• GIVEN PROBLEM
In the listing below, find every line with the string "Municipality" and pull it out.

— BEGIN DATA PROVIDED —

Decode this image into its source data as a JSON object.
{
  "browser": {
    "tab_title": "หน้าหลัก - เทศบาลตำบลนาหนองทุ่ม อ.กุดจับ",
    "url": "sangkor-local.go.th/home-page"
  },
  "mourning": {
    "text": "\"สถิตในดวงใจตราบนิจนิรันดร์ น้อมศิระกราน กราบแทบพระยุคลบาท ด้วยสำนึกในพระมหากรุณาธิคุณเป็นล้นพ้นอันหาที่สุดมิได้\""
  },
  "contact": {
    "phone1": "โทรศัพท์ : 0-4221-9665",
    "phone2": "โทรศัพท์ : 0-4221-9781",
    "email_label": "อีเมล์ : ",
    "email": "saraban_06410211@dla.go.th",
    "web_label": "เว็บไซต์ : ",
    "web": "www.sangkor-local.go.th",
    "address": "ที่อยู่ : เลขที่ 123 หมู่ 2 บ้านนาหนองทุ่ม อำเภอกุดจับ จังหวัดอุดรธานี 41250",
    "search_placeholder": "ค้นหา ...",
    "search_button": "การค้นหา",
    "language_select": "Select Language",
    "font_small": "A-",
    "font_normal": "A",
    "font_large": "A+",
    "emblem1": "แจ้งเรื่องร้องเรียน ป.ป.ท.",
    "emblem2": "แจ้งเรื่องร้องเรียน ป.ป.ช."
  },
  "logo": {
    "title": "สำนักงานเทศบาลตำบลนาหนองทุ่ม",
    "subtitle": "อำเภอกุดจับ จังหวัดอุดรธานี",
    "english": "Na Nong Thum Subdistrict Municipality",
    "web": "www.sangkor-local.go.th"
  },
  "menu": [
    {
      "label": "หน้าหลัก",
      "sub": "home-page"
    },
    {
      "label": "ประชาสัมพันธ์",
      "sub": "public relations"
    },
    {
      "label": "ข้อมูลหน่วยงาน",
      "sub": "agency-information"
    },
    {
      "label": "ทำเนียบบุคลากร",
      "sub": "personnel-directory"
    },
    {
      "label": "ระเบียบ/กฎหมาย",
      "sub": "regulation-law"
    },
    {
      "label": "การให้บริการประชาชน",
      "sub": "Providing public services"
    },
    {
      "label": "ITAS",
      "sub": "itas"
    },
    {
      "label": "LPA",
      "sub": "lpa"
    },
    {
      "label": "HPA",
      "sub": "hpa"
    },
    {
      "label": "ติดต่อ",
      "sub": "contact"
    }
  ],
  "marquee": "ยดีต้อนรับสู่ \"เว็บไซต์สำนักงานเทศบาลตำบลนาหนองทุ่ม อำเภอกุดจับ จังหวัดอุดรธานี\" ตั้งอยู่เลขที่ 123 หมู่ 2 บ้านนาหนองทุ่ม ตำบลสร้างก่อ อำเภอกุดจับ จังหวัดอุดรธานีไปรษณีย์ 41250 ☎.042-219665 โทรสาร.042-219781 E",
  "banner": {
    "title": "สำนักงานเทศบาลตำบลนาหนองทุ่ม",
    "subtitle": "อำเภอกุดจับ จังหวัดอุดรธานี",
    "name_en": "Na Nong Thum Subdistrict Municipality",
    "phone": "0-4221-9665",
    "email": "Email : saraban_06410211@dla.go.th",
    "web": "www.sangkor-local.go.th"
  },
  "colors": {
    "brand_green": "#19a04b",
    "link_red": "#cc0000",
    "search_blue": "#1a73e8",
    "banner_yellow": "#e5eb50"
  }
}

— END DATA PROVIDED —

• PROBLEM SOLUTION
    "english": "Na Nong Thum Subdistrict Municipality",
    "name_en": "Na Nong Thum Subdistrict Municipality",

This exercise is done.